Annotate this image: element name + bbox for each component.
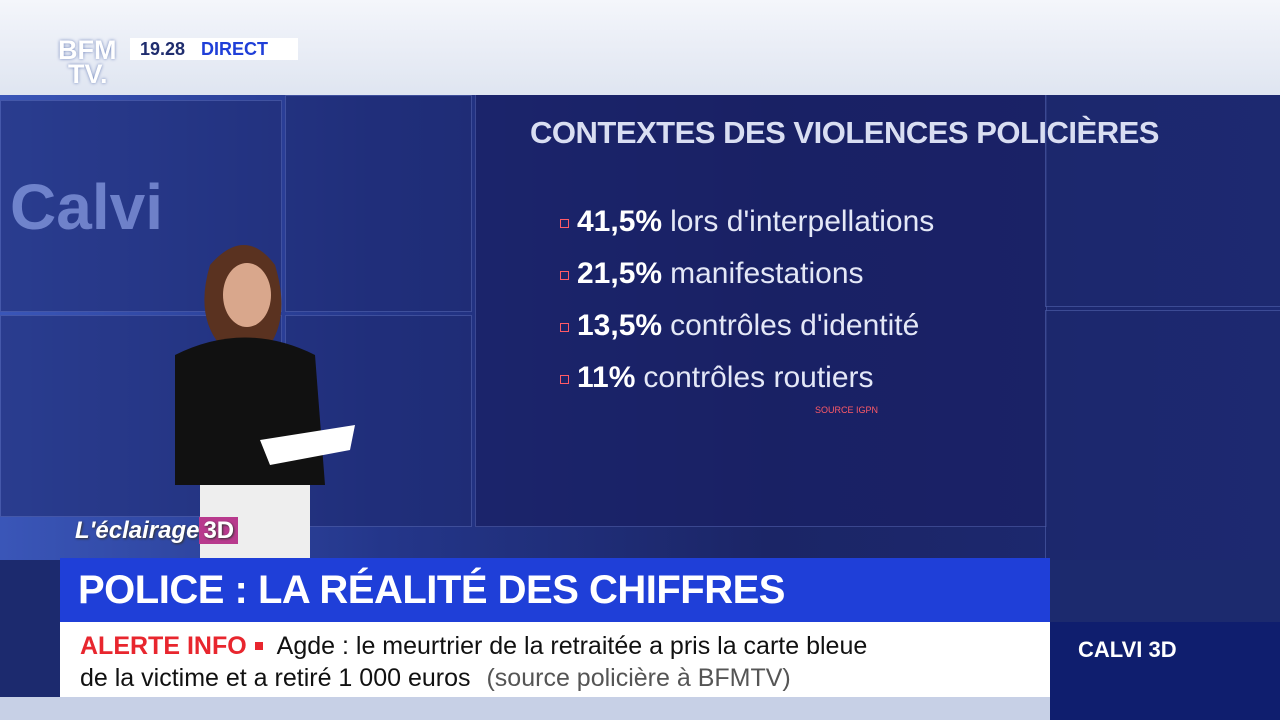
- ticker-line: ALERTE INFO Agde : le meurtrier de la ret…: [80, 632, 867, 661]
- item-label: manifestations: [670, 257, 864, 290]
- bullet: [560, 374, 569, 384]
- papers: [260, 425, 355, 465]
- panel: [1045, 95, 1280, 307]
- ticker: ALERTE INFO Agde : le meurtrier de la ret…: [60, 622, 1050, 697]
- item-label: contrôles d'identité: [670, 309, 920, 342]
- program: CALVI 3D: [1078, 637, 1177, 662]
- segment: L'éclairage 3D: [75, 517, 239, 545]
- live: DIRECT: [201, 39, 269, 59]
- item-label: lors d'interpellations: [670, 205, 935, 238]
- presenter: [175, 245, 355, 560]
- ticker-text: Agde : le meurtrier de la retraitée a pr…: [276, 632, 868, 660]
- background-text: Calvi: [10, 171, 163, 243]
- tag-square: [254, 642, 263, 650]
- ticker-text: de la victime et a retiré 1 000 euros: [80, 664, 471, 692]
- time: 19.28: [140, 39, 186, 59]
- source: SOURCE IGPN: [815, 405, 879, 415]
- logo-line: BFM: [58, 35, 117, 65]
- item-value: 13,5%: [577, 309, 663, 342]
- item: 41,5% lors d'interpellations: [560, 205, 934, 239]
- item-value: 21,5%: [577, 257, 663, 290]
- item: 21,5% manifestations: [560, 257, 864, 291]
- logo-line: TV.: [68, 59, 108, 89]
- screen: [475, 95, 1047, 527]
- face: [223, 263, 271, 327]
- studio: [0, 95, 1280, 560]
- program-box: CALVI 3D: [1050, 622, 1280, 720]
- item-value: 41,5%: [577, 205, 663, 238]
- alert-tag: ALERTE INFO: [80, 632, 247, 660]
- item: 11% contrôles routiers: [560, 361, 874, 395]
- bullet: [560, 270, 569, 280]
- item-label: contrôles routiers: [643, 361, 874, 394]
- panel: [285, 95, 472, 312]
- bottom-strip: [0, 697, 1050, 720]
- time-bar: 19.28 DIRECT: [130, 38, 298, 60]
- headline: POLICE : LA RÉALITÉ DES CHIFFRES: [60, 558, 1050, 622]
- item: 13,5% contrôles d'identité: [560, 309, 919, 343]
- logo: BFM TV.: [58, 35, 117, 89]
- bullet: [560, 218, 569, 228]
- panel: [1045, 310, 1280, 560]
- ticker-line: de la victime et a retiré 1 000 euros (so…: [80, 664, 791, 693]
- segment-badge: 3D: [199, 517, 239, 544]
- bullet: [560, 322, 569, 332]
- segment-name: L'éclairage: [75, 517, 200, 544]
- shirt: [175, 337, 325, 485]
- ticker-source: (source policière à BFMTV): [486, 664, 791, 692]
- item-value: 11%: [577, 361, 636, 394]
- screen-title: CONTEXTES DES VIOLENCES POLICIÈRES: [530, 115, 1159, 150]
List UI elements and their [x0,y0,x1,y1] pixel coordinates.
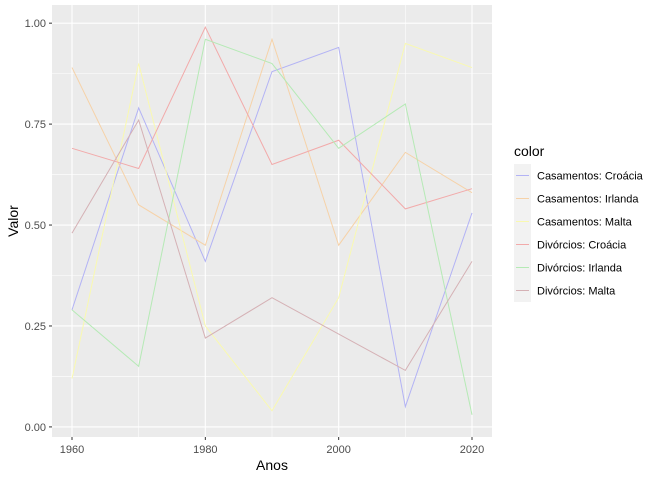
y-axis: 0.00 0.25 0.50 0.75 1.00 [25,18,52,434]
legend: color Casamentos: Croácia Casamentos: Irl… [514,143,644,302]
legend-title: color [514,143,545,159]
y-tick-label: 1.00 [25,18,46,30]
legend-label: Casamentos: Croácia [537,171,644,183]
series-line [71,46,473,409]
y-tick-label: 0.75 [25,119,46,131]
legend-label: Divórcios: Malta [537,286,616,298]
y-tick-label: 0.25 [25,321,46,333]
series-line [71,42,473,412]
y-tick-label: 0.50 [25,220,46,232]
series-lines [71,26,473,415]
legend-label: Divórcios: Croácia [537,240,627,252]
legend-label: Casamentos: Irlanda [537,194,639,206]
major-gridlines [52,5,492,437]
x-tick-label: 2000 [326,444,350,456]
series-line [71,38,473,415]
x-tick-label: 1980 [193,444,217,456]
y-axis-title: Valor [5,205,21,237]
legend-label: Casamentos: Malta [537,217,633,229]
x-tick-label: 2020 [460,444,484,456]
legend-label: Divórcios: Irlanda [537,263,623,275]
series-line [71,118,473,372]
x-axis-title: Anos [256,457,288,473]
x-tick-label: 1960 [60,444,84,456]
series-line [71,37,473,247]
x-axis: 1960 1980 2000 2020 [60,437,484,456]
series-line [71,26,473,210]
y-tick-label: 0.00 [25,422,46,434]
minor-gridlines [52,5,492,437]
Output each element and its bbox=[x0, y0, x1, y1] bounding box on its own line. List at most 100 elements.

━━━━━━

(Required task)
Rewrite all the lines of the records above with "item-label" swapped for "entry-label" everywhere, leaving everything else unchanged. Leave out the pictures.

(Solution below)
Annotate this image: element name + bbox for each component.
- ticker-line: ALERTE INFO Agde : le meurtrier de la ret…: [80, 632, 867, 661]
- entry-label: manifestations: [670, 257, 864, 290]
- bullet: [560, 374, 569, 384]
- papers: [260, 425, 355, 465]
- panel: [1045, 95, 1280, 307]
- ticker: ALERTE INFO Agde : le meurtrier de la ret…: [60, 622, 1050, 697]
- entry-label: contrôles d'identité: [670, 309, 920, 342]
- program: CALVI 3D: [1078, 637, 1177, 662]
- segment: L'éclairage 3D: [75, 517, 239, 545]
- live: DIRECT: [201, 39, 269, 59]
- entry-label: lors d'interpellations: [670, 205, 935, 238]
- presenter: [175, 245, 355, 560]
- ticker-text: Agde : le meurtrier de la retraitée a pr…: [276, 632, 868, 660]
- background-text: Calvi: [10, 171, 163, 243]
- tag-square: [254, 642, 263, 650]
- ticker-text: de la victime et a retiré 1 000 euros: [80, 664, 471, 692]
- time: 19.28: [140, 39, 186, 59]
- source: SOURCE IGPN: [815, 405, 879, 415]
- logo-line: BFM: [58, 35, 117, 65]
- item-value: 13,5%: [577, 309, 663, 342]
- item: 41,5% lors d'interpellations: [560, 205, 934, 239]
- item-value: 21,5%: [577, 257, 663, 290]
- item: 21,5% manifestations: [560, 257, 864, 291]
- logo-line: TV.: [68, 59, 108, 89]
- screen: [475, 95, 1047, 527]
- face: [223, 263, 271, 327]
- studio: [0, 95, 1280, 560]
- program-box: CALVI 3D: [1050, 622, 1280, 720]
- item-value: 41,5%: [577, 205, 663, 238]
- alert-tag: ALERTE INFO: [80, 632, 247, 660]
- item: 11% contrôles routiers: [560, 361, 874, 395]
- bullet: [560, 270, 569, 280]
- entry-label: contrôles routiers: [643, 361, 874, 394]
- panel: [285, 95, 472, 312]
- bottom-strip: [0, 697, 1050, 720]
- time-bar: 19.28 DIRECT: [130, 38, 298, 60]
- headline: POLICE : LA RÉALITÉ DES CHIFFRES: [60, 558, 1050, 622]
- item: 13,5% contrôles d'identité: [560, 309, 919, 343]
- logo: BFM TV.: [58, 35, 117, 89]
- bullet: [560, 218, 569, 228]
- panel: [1045, 310, 1280, 560]
- ticker-line: de la victime et a retiré 1 000 euros (so…: [80, 664, 791, 693]
- segment-badge: 3D: [199, 517, 239, 544]
- bullet: [560, 322, 569, 332]
- segment-name: L'éclairage: [75, 517, 200, 544]
- shirt: [175, 337, 325, 485]
- ticker-source: (source policière à BFMTV): [486, 664, 791, 692]
- item-value: 11%: [577, 361, 636, 394]
- screen-title: CONTEXTES DES VIOLENCES POLICIÈRES: [530, 115, 1159, 150]
List UI elements and their [x0,y0,x1,y1] pixel coordinates.
y-axis: 0.00 0.25 0.50 0.75 1.00 [25,18,52,434]
legend: color Casamentos: Croácia Casamentos: Irl… [514,143,644,302]
legend-title: color [514,143,545,159]
y-tick-label: 1.00 [25,18,46,30]
legend-label: Casamentos: Croácia [537,171,644,183]
series-line [71,46,473,409]
y-tick-label: 0.75 [25,119,46,131]
legend-label: Divórcios: Malta [537,286,616,298]
y-tick-label: 0.25 [25,321,46,333]
series-line [71,42,473,412]
y-tick-label: 0.50 [25,220,46,232]
series-lines [71,26,473,415]
legend-label: Divórcios: Croácia [537,240,627,252]
legend-label: Casamentos: Irlanda [537,194,639,206]
major-gridlines [52,5,492,437]
x-tick-label: 2000 [326,444,350,456]
series-line [71,38,473,415]
x-tick-label: 1980 [193,444,217,456]
y-axis-title: Valor [5,205,21,237]
legend-label: Casamentos: Malta [537,217,633,229]
x-tick-label: 2020 [460,444,484,456]
legend-label: Divórcios: Irlanda [537,263,623,275]
series-line [71,118,473,372]
x-axis-title: Anos [256,457,288,473]
x-tick-label: 1960 [60,444,84,456]
series-line [71,37,473,247]
x-axis: 1960 1980 2000 2020 [60,437,484,456]
series-line [71,26,473,210]
y-tick-label: 0.00 [25,422,46,434]
minor-gridlines [52,5,492,437]
Output each element and its bbox=[x0, y0, x1, y1] bounding box on its own line. List at most 100 elements.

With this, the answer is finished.